=== Material ===
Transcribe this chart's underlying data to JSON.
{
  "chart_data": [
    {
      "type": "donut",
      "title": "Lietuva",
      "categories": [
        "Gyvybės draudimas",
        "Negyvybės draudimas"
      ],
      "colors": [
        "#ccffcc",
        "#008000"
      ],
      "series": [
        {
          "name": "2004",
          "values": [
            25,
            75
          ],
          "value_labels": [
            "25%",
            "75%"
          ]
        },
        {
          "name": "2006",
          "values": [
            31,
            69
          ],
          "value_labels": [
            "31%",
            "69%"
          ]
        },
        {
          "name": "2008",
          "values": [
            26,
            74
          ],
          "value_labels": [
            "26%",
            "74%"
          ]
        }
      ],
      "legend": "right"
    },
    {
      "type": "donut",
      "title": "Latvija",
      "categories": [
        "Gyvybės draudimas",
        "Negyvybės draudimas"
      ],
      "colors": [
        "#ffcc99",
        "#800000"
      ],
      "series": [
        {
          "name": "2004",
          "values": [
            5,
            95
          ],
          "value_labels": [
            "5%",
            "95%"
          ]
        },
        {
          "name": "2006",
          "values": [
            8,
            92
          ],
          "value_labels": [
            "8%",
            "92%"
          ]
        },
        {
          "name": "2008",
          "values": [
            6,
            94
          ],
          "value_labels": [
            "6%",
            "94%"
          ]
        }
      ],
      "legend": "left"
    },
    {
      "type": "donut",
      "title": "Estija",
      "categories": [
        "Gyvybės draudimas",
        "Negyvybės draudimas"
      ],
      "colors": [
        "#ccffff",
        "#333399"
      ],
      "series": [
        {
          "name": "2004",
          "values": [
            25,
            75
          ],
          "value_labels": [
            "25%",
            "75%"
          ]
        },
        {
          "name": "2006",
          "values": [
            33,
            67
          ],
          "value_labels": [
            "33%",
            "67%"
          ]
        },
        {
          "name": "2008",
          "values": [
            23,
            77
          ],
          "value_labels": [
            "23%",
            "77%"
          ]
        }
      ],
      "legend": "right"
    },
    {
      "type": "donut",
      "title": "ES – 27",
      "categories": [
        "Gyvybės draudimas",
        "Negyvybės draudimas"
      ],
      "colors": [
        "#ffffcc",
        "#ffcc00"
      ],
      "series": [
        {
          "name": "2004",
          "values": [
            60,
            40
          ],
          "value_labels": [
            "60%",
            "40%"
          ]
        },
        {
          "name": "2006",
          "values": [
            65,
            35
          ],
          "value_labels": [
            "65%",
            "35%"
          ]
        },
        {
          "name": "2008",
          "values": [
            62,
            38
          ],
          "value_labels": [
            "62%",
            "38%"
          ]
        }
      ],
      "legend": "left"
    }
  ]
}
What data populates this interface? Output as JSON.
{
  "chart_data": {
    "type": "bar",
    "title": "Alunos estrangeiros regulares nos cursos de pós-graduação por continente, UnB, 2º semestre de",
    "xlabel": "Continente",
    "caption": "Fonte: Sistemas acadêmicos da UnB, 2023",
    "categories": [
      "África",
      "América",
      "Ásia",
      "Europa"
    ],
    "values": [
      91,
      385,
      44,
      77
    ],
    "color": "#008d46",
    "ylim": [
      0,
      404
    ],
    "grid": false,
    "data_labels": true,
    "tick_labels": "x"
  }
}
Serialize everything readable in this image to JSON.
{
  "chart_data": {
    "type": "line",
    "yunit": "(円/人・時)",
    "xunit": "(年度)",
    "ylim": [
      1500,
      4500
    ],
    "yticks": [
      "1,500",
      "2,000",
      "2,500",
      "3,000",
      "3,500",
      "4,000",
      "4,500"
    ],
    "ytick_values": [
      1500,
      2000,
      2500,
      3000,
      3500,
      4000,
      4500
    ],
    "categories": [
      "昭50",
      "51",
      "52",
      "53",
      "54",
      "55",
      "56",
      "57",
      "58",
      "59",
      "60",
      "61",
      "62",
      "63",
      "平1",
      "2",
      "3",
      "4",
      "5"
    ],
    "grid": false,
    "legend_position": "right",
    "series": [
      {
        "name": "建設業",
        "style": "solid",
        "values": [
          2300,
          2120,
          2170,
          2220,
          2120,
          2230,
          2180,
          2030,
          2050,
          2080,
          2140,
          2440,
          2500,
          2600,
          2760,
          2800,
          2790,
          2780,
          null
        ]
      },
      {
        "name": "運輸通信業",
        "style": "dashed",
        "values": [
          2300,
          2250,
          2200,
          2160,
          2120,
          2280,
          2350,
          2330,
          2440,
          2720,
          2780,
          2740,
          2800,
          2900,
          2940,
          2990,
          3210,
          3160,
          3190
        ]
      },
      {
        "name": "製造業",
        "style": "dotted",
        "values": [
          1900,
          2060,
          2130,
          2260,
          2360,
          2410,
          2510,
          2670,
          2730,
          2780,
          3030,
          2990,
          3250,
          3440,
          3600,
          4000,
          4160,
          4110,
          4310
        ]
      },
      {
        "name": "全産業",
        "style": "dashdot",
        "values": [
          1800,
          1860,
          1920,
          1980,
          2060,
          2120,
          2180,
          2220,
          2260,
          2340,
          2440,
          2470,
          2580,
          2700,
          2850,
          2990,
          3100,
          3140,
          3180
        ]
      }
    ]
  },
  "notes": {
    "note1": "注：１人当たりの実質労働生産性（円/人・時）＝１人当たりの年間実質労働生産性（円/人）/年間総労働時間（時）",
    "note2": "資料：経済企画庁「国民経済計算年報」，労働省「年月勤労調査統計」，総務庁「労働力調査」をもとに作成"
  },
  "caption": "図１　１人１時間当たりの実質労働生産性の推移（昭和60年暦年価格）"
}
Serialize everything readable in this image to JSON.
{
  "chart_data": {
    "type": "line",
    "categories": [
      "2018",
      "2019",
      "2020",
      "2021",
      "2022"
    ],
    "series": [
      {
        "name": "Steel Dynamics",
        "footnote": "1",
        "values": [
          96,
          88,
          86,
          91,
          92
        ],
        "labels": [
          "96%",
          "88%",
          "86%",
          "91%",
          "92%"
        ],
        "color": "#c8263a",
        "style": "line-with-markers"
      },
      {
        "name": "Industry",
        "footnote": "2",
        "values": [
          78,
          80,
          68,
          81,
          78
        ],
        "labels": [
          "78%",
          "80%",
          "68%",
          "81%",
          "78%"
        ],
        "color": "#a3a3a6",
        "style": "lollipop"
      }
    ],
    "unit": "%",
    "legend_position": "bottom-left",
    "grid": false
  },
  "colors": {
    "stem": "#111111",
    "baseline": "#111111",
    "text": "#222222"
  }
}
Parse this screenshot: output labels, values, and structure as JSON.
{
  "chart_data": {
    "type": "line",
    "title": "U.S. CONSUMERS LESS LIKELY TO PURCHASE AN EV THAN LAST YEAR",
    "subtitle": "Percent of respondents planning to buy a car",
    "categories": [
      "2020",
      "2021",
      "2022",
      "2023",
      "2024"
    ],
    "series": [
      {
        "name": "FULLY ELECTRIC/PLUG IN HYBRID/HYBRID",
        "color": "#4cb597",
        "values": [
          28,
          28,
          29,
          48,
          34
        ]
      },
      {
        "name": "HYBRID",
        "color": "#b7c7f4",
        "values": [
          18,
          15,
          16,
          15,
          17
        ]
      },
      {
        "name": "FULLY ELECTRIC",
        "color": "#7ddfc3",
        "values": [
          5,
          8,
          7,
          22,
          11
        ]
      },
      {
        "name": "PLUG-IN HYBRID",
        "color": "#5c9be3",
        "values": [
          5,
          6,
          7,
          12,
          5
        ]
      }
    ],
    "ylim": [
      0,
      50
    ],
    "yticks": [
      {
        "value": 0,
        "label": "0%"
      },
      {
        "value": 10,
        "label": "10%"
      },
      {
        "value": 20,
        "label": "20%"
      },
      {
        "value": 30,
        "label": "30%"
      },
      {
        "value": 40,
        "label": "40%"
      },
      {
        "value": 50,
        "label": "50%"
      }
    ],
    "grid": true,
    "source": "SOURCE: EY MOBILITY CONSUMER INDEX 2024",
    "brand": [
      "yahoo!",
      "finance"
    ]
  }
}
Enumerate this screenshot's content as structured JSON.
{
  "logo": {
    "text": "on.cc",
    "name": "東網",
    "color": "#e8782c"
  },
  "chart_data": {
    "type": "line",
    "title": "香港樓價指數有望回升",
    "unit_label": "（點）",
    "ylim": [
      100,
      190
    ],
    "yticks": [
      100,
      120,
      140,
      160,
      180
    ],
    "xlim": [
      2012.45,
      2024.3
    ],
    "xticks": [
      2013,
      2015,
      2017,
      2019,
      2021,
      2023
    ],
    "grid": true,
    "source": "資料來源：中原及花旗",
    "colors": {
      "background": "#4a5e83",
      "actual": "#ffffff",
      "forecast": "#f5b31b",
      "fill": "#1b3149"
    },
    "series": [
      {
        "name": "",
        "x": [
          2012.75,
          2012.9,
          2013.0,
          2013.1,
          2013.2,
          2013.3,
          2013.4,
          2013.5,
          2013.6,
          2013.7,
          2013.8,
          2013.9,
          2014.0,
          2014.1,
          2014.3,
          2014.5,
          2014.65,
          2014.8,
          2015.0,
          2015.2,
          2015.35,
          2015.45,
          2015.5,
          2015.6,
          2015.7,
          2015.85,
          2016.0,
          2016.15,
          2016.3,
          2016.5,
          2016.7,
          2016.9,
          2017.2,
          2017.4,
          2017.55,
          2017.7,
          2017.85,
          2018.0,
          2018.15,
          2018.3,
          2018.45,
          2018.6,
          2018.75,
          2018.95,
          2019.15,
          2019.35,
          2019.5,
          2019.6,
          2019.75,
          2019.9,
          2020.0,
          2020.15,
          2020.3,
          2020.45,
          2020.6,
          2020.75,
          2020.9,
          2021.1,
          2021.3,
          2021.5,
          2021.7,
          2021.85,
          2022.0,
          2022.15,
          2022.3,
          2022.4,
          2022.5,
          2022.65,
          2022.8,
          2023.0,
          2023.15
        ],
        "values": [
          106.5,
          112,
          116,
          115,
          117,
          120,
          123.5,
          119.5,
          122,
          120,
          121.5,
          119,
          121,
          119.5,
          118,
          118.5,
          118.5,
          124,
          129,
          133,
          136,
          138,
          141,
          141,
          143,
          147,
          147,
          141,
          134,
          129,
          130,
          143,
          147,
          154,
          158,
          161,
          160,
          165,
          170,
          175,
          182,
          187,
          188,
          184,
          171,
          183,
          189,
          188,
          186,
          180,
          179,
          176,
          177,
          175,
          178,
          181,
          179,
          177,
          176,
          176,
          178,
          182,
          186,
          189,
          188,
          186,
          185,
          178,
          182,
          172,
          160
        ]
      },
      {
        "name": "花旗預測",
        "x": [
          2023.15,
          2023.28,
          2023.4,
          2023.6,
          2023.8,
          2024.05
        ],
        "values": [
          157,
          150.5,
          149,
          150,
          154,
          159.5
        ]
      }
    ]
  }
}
===
> [Aim of the exercise]: Gather each line that holds "ELECTRIC".

> [Expected answer]:
        "name": "FULLY ELECTRIC/PLUG IN HYBRID/HYBRID",
        "name": "FULLY ELECTRIC",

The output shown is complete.